■ Goal of the exercise:
Transcribe the entries below exactly.

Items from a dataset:
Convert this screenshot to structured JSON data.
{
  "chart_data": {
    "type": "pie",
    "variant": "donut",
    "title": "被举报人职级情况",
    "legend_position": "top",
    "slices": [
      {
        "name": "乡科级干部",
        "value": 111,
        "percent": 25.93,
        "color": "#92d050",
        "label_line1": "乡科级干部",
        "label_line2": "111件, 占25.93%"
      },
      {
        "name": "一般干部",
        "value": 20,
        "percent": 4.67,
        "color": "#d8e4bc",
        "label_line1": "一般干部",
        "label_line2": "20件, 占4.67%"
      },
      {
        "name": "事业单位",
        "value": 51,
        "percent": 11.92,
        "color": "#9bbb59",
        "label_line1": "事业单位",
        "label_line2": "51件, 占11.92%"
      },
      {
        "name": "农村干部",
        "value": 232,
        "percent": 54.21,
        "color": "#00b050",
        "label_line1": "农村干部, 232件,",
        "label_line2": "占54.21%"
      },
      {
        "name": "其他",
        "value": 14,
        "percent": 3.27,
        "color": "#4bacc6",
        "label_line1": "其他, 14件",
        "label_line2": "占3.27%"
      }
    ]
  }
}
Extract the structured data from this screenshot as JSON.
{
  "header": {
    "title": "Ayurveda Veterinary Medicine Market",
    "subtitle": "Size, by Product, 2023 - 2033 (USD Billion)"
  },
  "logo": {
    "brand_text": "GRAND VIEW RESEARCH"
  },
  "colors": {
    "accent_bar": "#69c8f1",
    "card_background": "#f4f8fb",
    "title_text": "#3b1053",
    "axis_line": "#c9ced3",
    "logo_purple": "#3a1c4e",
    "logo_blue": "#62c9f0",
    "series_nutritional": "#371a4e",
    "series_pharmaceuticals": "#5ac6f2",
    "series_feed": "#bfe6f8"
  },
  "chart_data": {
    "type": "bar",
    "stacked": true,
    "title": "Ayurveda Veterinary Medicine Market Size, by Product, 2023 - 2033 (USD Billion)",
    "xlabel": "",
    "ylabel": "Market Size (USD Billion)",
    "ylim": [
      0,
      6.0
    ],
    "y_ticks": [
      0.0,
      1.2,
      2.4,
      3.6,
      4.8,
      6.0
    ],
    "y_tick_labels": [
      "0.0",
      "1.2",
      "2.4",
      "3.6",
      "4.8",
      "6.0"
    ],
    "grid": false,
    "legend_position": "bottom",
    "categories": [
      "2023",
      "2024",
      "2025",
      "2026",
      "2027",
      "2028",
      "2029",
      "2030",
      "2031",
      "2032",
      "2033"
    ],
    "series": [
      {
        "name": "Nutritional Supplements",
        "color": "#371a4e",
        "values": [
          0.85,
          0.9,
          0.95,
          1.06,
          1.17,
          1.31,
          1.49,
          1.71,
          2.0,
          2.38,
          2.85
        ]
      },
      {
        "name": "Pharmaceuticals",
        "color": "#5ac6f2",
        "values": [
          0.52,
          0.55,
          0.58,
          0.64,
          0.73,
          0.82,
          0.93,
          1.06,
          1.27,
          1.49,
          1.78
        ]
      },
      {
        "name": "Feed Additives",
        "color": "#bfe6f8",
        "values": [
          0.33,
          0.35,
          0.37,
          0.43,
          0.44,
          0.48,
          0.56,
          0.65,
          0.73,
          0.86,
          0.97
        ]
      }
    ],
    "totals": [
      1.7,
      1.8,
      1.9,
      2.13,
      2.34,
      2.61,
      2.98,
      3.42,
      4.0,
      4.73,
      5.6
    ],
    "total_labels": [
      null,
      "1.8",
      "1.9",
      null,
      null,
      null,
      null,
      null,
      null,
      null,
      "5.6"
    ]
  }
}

■ Task answer:
Convert this screenshot to structured JSON data.
{
  "chart_data": {
    "type": "pie",
    "variant": "donut",
    "title": "被举报人职级情况",
    "legend_position": "top",
    "slices": [
      {
        "name": "乡科级干部",
        "value": 111,
        "percent": 25.93,
        "color": "#92d050",
        "label_line1": "乡科级干部",
        "label_line2": "111件, 占25.93%"
      },
      {
        "name": "一般干部",
        "value": 20,
        "percent": 4.67,
        "color": "#d8e4bc",
        "label_line1": "一般干部",
        "label_line2": "20件, 占4.67%"
      },
      {
        "name": "事业单位",
        "value": 51,
        "percent": 11.92,
        "color": "#9bbb59",
        "label_line1": "事业单位",
        "label_line2": "51件, 占11.92%"
      },
      {
        "name": "农村干部",
        "value": 232,
        "percent": 54.21,
        "color": "#00b050",
        "label_line1": "农村干部, 232件,",
        "label_line2": "占54.21%"
      },
      {
        "name": "其他",
        "value": 14,
        "percent": 3.27,
        "color": "#4bacc6",
        "label_line1": "其他, 14件",
        "label_line2": "占3.27%"
      }
    ]
  }
}
Extract the structured data from this screenshot as JSON.
{
  "header": {
    "title": "Ayurveda Veterinary Medicine Market",
    "subtitle": "Size, by Product, 2023 - 2033 (USD Billion)"
  },
  "logo": {
    "brand_text": "GRAND VIEW RESEARCH"
  },
  "colors": {
    "accent_bar": "#69c8f1",
    "card_background": "#f4f8fb",
    "title_text": "#3b1053",
    "axis_line": "#c9ced3",
    "logo_purple": "#3a1c4e",
    "logo_blue": "#62c9f0",
    "series_nutritional": "#371a4e",
    "series_pharmaceuticals": "#5ac6f2",
    "series_feed": "#bfe6f8"
  },
  "chart_data": {
    "type": "bar",
    "stacked": true,
    "title": "Ayurveda Veterinary Medicine Market Size, by Product, 2023 - 2033 (USD Billion)",
    "xlabel": "",
    "ylabel": "Market Size (USD Billion)",
    "ylim": [
      0,
      6.0
    ],
    "y_ticks": [
      0.0,
      1.2,
      2.4,
      3.6,
      4.8,
      6.0
    ],
    "y_tick_labels": [
      "0.0",
      "1.2",
      "2.4",
      "3.6",
      "4.8",
      "6.0"
    ],
    "grid": false,
    "legend_position": "bottom",
    "categories": [
      "2023",
      "2024",
      "2025",
      "2026",
      "2027",
      "2028",
      "2029",
      "2030",
      "2031",
      "2032",
      "2033"
    ],
    "series": [
      {
        "name": "Nutritional Supplements",
        "color": "#371a4e",
        "values": [
          0.85,
          0.9,
          0.95,
          1.06,
          1.17,
          1.31,
          1.49,
          1.71,
          2.0,
          2.38,
          2.85
        ]
      },
      {
        "name": "Pharmaceuticals",
        "color": "#5ac6f2",
        "values": [
          0.52,
          0.55,
          0.58,
          0.64,
          0.73,
          0.82,
          0.93,
          1.06,
          1.27,
          1.49,
          1.78
        ]
      },
      {
        "name": "Feed Additives",
        "color": "#bfe6f8",
        "values": [
          0.33,
          0.35,
          0.37,
          0.43,
          0.44,
          0.48,
          0.56,
          0.65,
          0.73,
          0.86,
          0.97
        ]
      }
    ],
    "totals": [
      1.7,
      1.8,
      1.9,
      2.13,
      2.34,
      2.61,
      2.98,
      3.42,
      4.0,
      4.73,
      5.6
    ],
    "total_labels": [
      null,
      "1.8",
      "1.9",
      null,
      null,
      null,
      null,
      null,
      null,
      null,
      "5.6"
    ]
  }
}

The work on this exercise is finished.